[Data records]

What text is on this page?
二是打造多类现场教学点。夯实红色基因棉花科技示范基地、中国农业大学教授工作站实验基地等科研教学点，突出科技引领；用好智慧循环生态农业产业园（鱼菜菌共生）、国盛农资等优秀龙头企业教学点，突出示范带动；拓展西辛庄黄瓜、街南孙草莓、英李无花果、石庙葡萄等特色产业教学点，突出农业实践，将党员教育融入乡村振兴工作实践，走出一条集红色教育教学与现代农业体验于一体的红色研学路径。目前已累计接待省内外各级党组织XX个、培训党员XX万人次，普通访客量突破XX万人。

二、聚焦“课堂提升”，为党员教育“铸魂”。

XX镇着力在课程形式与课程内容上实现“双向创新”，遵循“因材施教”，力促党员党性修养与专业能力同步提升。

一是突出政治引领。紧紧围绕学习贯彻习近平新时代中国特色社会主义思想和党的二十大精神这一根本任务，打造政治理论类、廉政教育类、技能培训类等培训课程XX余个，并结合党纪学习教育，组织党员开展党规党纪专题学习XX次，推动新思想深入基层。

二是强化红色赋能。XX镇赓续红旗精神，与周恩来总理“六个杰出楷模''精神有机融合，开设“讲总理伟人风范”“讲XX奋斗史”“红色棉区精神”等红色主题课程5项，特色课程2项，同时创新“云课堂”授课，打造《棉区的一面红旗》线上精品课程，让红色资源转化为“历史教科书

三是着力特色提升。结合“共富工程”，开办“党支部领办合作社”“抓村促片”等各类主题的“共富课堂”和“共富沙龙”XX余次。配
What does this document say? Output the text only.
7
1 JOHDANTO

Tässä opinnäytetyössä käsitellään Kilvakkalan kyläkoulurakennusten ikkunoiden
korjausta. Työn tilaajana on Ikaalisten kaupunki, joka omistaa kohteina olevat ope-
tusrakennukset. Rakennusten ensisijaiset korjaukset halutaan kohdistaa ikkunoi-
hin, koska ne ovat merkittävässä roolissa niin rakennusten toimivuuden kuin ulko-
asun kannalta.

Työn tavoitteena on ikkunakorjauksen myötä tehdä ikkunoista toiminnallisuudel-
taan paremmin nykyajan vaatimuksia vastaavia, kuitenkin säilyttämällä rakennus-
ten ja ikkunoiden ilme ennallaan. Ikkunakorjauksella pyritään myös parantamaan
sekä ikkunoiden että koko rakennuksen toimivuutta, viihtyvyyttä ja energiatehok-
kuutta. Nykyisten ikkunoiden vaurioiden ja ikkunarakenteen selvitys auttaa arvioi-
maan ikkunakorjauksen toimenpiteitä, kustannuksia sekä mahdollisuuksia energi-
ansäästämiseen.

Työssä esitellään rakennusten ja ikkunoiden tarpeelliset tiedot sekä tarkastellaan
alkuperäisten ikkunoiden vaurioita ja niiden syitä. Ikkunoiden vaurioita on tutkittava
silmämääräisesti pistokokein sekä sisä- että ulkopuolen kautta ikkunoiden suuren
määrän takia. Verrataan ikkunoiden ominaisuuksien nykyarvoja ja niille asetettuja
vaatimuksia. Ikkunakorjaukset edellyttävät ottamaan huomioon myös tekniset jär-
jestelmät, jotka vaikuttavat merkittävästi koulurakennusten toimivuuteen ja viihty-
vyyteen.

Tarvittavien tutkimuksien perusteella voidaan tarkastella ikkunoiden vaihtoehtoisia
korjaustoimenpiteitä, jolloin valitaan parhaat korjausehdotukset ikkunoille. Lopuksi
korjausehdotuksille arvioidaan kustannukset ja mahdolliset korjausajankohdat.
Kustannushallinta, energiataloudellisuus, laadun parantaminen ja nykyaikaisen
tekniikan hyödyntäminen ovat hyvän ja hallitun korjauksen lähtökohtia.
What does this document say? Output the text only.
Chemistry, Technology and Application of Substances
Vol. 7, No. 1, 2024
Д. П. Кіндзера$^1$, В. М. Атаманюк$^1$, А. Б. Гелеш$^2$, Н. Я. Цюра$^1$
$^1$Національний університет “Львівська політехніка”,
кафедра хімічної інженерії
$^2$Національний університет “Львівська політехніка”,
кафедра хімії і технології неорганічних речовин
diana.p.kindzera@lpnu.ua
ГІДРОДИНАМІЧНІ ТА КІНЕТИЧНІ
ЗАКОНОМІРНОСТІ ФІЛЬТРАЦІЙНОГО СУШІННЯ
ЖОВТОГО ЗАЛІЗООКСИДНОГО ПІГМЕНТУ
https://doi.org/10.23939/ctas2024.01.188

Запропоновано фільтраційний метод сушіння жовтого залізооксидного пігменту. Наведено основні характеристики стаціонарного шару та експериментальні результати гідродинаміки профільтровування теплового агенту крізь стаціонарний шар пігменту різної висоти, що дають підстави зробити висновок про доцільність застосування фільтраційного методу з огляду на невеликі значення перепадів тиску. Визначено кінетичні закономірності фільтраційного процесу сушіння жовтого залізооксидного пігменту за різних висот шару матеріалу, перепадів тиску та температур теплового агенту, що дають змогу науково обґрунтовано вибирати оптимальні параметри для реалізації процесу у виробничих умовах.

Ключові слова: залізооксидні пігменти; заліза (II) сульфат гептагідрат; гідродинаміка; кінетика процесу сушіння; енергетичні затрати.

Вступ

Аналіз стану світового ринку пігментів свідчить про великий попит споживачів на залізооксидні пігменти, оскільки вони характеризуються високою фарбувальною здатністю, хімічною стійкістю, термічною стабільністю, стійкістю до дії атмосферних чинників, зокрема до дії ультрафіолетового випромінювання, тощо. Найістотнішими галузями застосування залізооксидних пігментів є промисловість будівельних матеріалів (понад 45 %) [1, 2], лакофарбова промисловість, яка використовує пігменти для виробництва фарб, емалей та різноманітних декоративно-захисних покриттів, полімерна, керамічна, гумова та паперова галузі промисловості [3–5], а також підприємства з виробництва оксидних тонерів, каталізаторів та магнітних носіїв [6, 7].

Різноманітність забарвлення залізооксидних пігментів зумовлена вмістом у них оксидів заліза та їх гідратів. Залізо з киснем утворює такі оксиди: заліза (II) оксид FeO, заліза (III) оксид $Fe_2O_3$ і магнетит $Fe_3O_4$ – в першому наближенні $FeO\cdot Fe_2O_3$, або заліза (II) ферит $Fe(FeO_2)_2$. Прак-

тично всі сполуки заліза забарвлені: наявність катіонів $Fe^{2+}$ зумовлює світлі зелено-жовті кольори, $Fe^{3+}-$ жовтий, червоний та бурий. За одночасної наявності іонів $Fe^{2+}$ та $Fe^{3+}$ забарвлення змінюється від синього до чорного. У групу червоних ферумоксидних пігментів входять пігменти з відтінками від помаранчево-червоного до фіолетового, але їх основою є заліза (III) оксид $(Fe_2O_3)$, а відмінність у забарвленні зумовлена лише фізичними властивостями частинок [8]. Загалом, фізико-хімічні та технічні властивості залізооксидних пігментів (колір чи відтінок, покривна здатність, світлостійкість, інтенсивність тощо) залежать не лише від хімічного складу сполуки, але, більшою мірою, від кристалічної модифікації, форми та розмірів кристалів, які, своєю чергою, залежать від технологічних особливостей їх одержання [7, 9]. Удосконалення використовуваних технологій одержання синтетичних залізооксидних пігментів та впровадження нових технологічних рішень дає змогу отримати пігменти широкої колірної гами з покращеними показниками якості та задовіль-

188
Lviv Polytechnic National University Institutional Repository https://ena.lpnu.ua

Exercise goal: Repeat every record, keeping each word and mark exactly as it is.

Right answer:
What text is on this page?
二是打造多类现场教学点。夯实红色基因棉花科技示范基地、中国农业大学教授工作站实验基地等科研教学点，突出科技引领；用好智慧循环生态农业产业园（鱼菜菌共生）、国盛农资等优秀龙头企业教学点，突出示范带动；拓展西辛庄黄瓜、街南孙草莓、英李无花果、石庙葡萄等特色产业教学点，突出农业实践，将党员教育融入乡村振兴工作实践，走出一条集红色教育教学与现代农业体验于一体的红色研学路径。目前已累计接待省内外各级党组织XX个、培训党员XX万人次，普通访客量突破XX万人。

二、聚焦“课堂提升”，为党员教育“铸魂”。

XX镇着力在课程形式与课程内容上实现“双向创新”，遵循“因材施教”，力促党员党性修养与专业能力同步提升。

一是突出政治引领。紧紧围绕学习贯彻习近平新时代中国特色社会主义思想和党的二十大精神这一根本任务，打造政治理论类、廉政教育类、技能培训类等培训课程XX余个，并结合党纪学习教育，组织党员开展党规党纪专题学习XX次，推动新思想深入基层。

二是强化红色赋能。XX镇赓续红旗精神，与周恩来总理“六个杰出楷模''精神有机融合，开设“讲总理伟人风范”“讲XX奋斗史”“红色棉区精神”等红色主题课程5项，特色课程2项，同时创新“云课堂”授课，打造《棉区的一面红旗》线上精品课程，让红色资源转化为“历史教科书

三是着力特色提升。结合“共富工程”，开办“党支部领办合作社”“抓村促片”等各类主题的“共富课堂”和“共富沙龙”XX余次。配
What does this document say? Output the text only.
7
1 JOHDANTO

Tässä opinnäytetyössä käsitellään Kilvakkalan kyläkoulurakennusten ikkunoiden
korjausta. Työn tilaajana on Ikaalisten kaupunki, joka omistaa kohteina olevat ope-
tusrakennukset. Rakennusten ensisijaiset korjaukset halutaan kohdistaa ikkunoi-
hin, koska ne ovat merkittävässä roolissa niin rakennusten toimivuuden kuin ulko-
asun kannalta.

Työn tavoitteena on ikkunakorjauksen myötä tehdä ikkunoista toiminnallisuudel-
taan paremmin nykyajan vaatimuksia vastaavia, kuitenkin säilyttämällä rakennus-
ten ja ikkunoiden ilme ennallaan. Ikkunakorjauksella pyritään myös parantamaan
sekä ikkunoiden että koko rakennuksen toimivuutta, viihtyvyyttä ja energiatehok-
kuutta. Nykyisten ikkunoiden vaurioiden ja ikkunarakenteen selvitys auttaa arvioi-
maan ikkunakorjauksen toimenpiteitä, kustannuksia sekä mahdollisuuksia energi-
ansäästämiseen.

Työssä esitellään rakennusten ja ikkunoiden tarpeelliset tiedot sekä tarkastellaan
alkuperäisten ikkunoiden vaurioita ja niiden syitä. Ikkunoiden vaurioita on tutkittava
silmämääräisesti pistokokein sekä sisä- että ulkopuolen kautta ikkunoiden suuren
määrän takia. Verrataan ikkunoiden ominaisuuksien nykyarvoja ja niille asetettuja
vaatimuksia. Ikkunakorjaukset edellyttävät ottamaan huomioon myös tekniset jär-
jestelmät, jotka vaikuttavat merkittävästi koulurakennusten toimivuuteen ja viihty-
vyyteen.

Tarvittavien tutkimuksien perusteella voidaan tarkastella ikkunoiden vaihtoehtoisia
korjaustoimenpiteitä, jolloin valitaan parhaat korjausehdotukset ikkunoille. Lopuksi
korjausehdotuksille arvioidaan kustannukset ja mahdolliset korjausajankohdat.
Kustannushallinta, energiataloudellisuus, laadun parantaminen ja nykyaikaisen
tekniikan hyödyntäminen ovat hyvän ja hallitun korjauksen lähtökohtia.
What does this document say? Output the text only.
Chemistry, Technology and Application of Substances
Vol. 7, No. 1, 2024
Д. П. Кіндзера$^1$, В. М. Атаманюк$^1$, А. Б. Гелеш$^2$, Н. Я. Цюра$^1$
$^1$Національний університет “Львівська політехніка”,
кафедра хімічної інженерії
$^2$Національний університет “Львівська політехніка”,
кафедра хімії і технології неорганічних речовин
diana.p.kindzera@lpnu.ua
ГІДРОДИНАМІЧНІ ТА КІНЕТИЧНІ
ЗАКОНОМІРНОСТІ ФІЛЬТРАЦІЙНОГО СУШІННЯ
ЖОВТОГО ЗАЛІЗООКСИДНОГО ПІГМЕНТУ
https://doi.org/10.23939/ctas2024.01.188

Запропоновано фільтраційний метод сушіння жовтого залізооксидного пігменту. Наведено основні характеристики стаціонарного шару та експериментальні результати гідродинаміки профільтровування теплового агенту крізь стаціонарний шар пігменту різної висоти, що дають підстави зробити висновок про доцільність застосування фільтраційного методу з огляду на невеликі значення перепадів тиску. Визначено кінетичні закономірності фільтраційного процесу сушіння жовтого залізооксидного пігменту за різних висот шару матеріалу, перепадів тиску та температур теплового агенту, що дають змогу науково обґрунтовано вибирати оптимальні параметри для реалізації процесу у виробничих умовах.

Ключові слова: залізооксидні пігменти; заліза (II) сульфат гептагідрат; гідродинаміка; кінетика процесу сушіння; енергетичні затрати.

Вступ

Аналіз стану світового ринку пігментів свідчить про великий попит споживачів на залізооксидні пігменти, оскільки вони характеризуються високою фарбувальною здатністю, хімічною стійкістю, термічною стабільністю, стійкістю до дії атмосферних чинників, зокрема до дії ультрафіолетового випромінювання, тощо. Найістотнішими галузями застосування залізооксидних пігментів є промисловість будівельних матеріалів (понад 45 %) [1, 2], лакофарбова промисловість, яка використовує пігменти для виробництва фарб, емалей та різноманітних декоративно-захисних покриттів, полімерна, керамічна, гумова та паперова галузі промисловості [3–5], а також підприємства з виробництва оксидних тонерів, каталізаторів та магнітних носіїв [6, 7].

Різноманітність забарвлення залізооксидних пігментів зумовлена вмістом у них оксидів заліза та їх гідратів. Залізо з киснем утворює такі оксиди: заліза (II) оксид FeO, заліза (III) оксид $Fe_2O_3$ і магнетит $Fe_3O_4$ – в першому наближенні $FeO\cdot Fe_2O_3$, або заліза (II) ферит $Fe(FeO_2)_2$. Прак-

тично всі сполуки заліза забарвлені: наявність катіонів $Fe^{2+}$ зумовлює світлі зелено-жовті кольори, $Fe^{3+}-$ жовтий, червоний та бурий. За одночасної наявності іонів $Fe^{2+}$ та $Fe^{3+}$ забарвлення змінюється від синього до чорного. У групу червоних ферумоксидних пігментів входять пігменти з відтінками від помаранчево-червоного до фіолетового, але їх основою є заліза (III) оксид $(Fe_2O_3)$, а відмінність у забарвленні зумовлена лише фізичними властивостями частинок [8]. Загалом, фізико-хімічні та технічні властивості залізооксидних пігментів (колір чи відтінок, покривна здатність, світлостійкість, інтенсивність тощо) залежать не лише від хімічного складу сполуки, але, більшою мірою, від кристалічної модифікації, форми та розмірів кристалів, які, своєю чергою, залежать від технологічних особливостей їх одержання [7, 9]. Удосконалення використовуваних технологій одержання синтетичних залізооксидних пігментів та впровадження нових технологічних рішень дає змогу отримати пігменти широкої колірної гами з покращеними показниками якості та задовіль-

188
Lviv Polytechnic National University Institutional Repository https://ena.lpnu.ua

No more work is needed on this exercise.